§ EXERCISE
Reproduce all of the data that follows, character for character.

§ TASK INPUTS
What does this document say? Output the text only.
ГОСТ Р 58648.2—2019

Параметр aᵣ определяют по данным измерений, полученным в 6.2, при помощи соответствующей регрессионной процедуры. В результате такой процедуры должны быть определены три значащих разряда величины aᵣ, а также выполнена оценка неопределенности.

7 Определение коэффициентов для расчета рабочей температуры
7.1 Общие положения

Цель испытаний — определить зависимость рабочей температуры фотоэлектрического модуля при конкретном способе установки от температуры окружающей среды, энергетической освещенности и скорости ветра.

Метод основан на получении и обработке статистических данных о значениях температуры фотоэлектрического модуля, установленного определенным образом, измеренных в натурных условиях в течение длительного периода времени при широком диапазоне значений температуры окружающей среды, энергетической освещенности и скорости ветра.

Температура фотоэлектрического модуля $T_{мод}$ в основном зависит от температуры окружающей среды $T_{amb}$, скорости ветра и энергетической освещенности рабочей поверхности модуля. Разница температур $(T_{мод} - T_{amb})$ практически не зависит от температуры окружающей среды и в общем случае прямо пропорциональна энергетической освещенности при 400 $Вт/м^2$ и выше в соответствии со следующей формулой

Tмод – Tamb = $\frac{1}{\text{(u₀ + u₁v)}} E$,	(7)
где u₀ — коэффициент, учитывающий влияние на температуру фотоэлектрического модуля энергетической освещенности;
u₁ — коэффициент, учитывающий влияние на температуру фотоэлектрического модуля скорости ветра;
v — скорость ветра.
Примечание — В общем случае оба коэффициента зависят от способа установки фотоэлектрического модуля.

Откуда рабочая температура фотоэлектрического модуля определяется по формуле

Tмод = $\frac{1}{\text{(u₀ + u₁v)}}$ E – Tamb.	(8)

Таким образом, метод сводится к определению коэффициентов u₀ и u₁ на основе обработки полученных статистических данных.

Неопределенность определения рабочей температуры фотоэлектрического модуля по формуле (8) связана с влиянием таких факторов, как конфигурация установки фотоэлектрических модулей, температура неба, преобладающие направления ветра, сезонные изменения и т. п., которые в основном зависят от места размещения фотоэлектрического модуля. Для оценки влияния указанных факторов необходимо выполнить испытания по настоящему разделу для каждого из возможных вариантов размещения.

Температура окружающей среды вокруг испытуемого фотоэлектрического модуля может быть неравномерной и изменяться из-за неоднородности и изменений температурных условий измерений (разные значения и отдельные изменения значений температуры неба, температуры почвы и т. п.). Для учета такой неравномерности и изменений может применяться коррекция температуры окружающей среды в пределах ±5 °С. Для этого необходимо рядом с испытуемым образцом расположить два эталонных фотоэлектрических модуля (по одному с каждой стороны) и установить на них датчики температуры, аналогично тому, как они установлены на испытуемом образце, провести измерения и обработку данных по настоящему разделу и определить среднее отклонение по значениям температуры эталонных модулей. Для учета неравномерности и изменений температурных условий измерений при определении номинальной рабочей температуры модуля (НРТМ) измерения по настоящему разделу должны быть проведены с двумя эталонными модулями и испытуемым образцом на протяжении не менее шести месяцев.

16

§ COMPLETE OUTPUT
What does this document say? Output the text only.
ГОСТ Р 58648.2—2019

Параметр aᵣ определяют по данным измерений, полученным в 6.2, при помощи соответствующей регрессионной процедуры. В результате такой процедуры должны быть определены три значащих разряда величины aᵣ, а также выполнена оценка неопределенности.

7 Определение коэффициентов для расчета рабочей температуры
7.1 Общие положения

Цель испытаний — определить зависимость рабочей температуры фотоэлектрического модуля при конкретном способе установки от температуры окружающей среды, энергетической освещенности и скорости ветра.

Метод основан на получении и обработке статистических данных о значениях температуры фотоэлектрического модуля, установленного определенным образом, измеренных в натурных условиях в течение длительного периода времени при широком диапазоне значений температуры окружающей среды, энергетической освещенности и скорости ветра.

Температура фотоэлектрического модуля $T_{мод}$ в основном зависит от температуры окружающей среды $T_{amb}$, скорости ветра и энергетической освещенности рабочей поверхности модуля. Разница температур $(T_{мод} - T_{amb})$ практически не зависит от температуры окружающей среды и в общем случае прямо пропорциональна энергетической освещенности при 400 $Вт/м^2$ и выше в соответствии со следующей формулой

Tмод – Tamb = $\frac{1}{\text{(u₀ + u₁v)}} E$,	(7)
где u₀ — коэффициент, учитывающий влияние на температуру фотоэлектрического модуля энергетической освещенности;
u₁ — коэффициент, учитывающий влияние на температуру фотоэлектрического модуля скорости ветра;
v — скорость ветра.
Примечание — В общем случае оба коэффициента зависят от способа установки фотоэлектрического модуля.

Откуда рабочая температура фотоэлектрического модуля определяется по формуле

Tмод = $\frac{1}{\text{(u₀ + u₁v)}}$ E – Tamb.	(8)

Таким образом, метод сводится к определению коэффициентов u₀ и u₁ на основе обработки полученных статистических данных.

Неопределенность определения рабочей температуры фотоэлектрического модуля по формуле (8) связана с влиянием таких факторов, как конфигурация установки фотоэлектрических модулей, температура неба, преобладающие направления ветра, сезонные изменения и т. п., которые в основном зависят от места размещения фотоэлектрического модуля. Для оценки влияния указанных факторов необходимо выполнить испытания по настоящему разделу для каждого из возможных вариантов размещения.

Температура окружающей среды вокруг испытуемого фотоэлектрического модуля может быть неравномерной и изменяться из-за неоднородности и изменений температурных условий измерений (разные значения и отдельные изменения значений температуры неба, температуры почвы и т. п.). Для учета такой неравномерности и изменений может применяться коррекция температуры окружающей среды в пределах ±5 °С. Для этого необходимо рядом с испытуемым образцом расположить два эталонных фотоэлектрических модуля (по одному с каждой стороны) и установить на них датчики температуры, аналогично тому, как они установлены на испытуемом образце, провести измерения и обработку данных по настоящему разделу и определить среднее отклонение по значениям температуры эталонных модулей. Для учета неравномерности и изменений температурных условий измерений при определении номинальной рабочей температуры модуля (НРТМ) измерения по настоящему разделу должны быть проведены с двумя эталонными модулями и испытуемым образцом на протяжении не менее шести месяцев.

16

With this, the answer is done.